Schriftliche Aufgabe 1 →
Schreibe die Zeilen der Einträge Wort für Wort ab, beginnend mit ihrer ersten Zeile bis einschließlich der Zeile, die „app-logo: — 建站管理后台 — — [0, 0, 250, 113]“ enthält.

Bäuerinnen im Hinterland

Regionalgeschichtlicher Vortrag bei Landsenioren Biedenkopf

Zu einem Vortrag von Dr. Kerstin Werner aus Wiesbaden zum Thema „Das Leben der Bäuerin im hessischen Hinterland vor hundert Jahren“ freute sich, deren Vorsitzender Dr. Konrad Schulz mehr als sechzig Landsenioren aus dem Altkreis Biedenkopf in Gladenbach zu begrüßen.

Ab 1920 gab es besonders in den Realerbteilungsregionen immer mehr Frauen, die sich auch um die Feldarbeit kümmerten, damit in eine Domäne des Bauern ein­brachen und erfolgreich zum Familieneinkommen beitrugen.

Vorliegende Einträge →
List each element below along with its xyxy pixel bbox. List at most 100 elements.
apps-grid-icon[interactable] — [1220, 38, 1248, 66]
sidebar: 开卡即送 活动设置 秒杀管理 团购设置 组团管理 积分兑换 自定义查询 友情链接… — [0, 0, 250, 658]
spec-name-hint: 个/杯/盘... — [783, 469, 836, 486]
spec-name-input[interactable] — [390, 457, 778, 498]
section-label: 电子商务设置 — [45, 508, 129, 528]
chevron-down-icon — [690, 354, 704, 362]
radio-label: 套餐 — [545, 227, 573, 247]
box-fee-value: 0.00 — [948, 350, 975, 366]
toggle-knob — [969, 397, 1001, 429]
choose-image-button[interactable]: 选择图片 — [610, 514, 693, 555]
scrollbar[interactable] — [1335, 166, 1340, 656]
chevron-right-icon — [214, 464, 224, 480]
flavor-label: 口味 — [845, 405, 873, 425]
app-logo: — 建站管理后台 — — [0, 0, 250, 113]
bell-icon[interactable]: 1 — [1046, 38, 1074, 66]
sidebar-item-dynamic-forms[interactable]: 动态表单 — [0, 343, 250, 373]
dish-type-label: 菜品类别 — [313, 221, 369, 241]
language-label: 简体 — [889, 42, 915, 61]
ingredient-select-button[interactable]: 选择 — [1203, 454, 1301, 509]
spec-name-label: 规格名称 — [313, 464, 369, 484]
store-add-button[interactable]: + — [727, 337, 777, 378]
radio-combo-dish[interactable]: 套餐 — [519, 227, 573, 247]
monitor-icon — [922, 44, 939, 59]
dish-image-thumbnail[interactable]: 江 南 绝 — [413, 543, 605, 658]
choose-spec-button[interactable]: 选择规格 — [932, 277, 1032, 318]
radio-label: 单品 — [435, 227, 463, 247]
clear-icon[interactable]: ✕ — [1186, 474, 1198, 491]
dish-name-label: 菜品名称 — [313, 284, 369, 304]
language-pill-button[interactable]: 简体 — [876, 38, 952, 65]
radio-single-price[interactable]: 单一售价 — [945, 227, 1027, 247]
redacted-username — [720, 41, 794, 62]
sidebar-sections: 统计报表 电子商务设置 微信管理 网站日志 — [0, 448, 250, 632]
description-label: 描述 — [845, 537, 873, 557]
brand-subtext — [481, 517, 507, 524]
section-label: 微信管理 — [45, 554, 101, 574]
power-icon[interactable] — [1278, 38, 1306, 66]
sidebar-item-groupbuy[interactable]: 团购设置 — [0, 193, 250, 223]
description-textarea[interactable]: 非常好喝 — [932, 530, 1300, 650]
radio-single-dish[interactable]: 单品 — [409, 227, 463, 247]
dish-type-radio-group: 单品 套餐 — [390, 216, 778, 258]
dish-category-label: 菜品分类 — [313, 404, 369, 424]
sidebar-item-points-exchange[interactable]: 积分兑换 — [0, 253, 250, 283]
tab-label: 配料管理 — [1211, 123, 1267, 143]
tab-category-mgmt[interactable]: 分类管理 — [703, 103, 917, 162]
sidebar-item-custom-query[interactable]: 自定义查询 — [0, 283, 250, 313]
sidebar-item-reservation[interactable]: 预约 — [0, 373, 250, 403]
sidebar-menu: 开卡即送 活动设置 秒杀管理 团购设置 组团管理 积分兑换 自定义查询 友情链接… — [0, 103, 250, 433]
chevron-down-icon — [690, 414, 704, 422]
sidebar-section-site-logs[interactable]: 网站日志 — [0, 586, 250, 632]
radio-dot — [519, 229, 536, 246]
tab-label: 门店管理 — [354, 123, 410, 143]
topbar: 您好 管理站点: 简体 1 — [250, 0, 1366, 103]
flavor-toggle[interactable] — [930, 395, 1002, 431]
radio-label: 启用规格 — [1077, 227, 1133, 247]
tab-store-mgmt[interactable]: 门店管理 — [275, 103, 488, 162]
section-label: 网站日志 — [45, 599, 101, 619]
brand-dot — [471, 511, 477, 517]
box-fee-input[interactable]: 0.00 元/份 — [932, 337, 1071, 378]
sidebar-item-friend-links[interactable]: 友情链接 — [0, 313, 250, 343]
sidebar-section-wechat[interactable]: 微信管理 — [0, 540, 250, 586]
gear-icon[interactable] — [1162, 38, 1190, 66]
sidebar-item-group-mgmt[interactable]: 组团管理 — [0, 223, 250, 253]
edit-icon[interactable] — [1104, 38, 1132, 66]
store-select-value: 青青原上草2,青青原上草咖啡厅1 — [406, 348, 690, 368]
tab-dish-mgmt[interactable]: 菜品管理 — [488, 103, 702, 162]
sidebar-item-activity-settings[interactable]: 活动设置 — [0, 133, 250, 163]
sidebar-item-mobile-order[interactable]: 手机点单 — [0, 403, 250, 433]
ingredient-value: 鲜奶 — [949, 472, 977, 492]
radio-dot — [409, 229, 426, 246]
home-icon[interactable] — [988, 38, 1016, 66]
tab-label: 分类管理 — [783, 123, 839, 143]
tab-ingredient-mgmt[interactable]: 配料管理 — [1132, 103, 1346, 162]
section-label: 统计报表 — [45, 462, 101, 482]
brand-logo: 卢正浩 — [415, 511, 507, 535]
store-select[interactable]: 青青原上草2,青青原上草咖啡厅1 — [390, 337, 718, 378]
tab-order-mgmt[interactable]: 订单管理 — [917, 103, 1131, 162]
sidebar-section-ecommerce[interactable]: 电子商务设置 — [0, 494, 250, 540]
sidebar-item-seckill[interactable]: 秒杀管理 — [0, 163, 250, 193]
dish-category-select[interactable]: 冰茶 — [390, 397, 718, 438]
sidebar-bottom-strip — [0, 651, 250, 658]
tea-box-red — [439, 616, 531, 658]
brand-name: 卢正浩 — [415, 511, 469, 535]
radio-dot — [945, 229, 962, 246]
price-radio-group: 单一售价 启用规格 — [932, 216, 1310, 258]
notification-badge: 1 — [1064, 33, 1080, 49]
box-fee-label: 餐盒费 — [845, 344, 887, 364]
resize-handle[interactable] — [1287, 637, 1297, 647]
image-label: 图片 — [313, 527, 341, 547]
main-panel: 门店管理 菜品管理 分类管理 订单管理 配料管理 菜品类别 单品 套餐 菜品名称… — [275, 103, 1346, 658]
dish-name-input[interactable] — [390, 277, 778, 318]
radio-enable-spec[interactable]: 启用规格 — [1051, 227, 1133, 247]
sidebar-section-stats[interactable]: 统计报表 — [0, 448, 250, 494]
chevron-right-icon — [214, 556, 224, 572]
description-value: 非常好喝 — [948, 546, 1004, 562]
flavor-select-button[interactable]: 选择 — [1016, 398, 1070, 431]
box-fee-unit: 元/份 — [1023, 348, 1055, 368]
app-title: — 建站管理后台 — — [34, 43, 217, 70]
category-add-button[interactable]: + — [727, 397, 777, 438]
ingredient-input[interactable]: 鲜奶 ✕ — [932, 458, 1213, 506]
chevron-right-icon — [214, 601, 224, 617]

Schriftliche Aufgabe 2 →
Wie viele Landsenioren begrüßte Dr. Konrad Schulz laut dem Seitentext in Gladenbach?

Richtige Antwort 1 →
List each element below along with its xyxy pixel bbox. List at most 100 elements.
apps-grid-icon[interactable] — [1220, 38, 1248, 66]
sidebar: 开卡即送 活动设置 秒杀管理 团购设置 组团管理 积分兑换 自定义查询 友情链接… — [0, 0, 250, 658]
spec-name-hint: 个/杯/盘... — [783, 469, 836, 486]
spec-name-input[interactable] — [390, 457, 778, 498]
section-label: 电子商务设置 — [45, 508, 129, 528]
chevron-down-icon — [690, 354, 704, 362]
radio-label: 套餐 — [545, 227, 573, 247]
box-fee-value: 0.00 — [948, 350, 975, 366]
toggle-knob — [969, 397, 1001, 429]
choose-image-button[interactable]: 选择图片 — [610, 514, 693, 555]
scrollbar[interactable] — [1335, 166, 1340, 656]
chevron-right-icon — [214, 464, 224, 480]
flavor-label: 口味 — [845, 405, 873, 425]
app-logo: — 建站管理后台 — — [0, 0, 250, 113]

Richtige Antwort 2 →
Mehr als sechzig.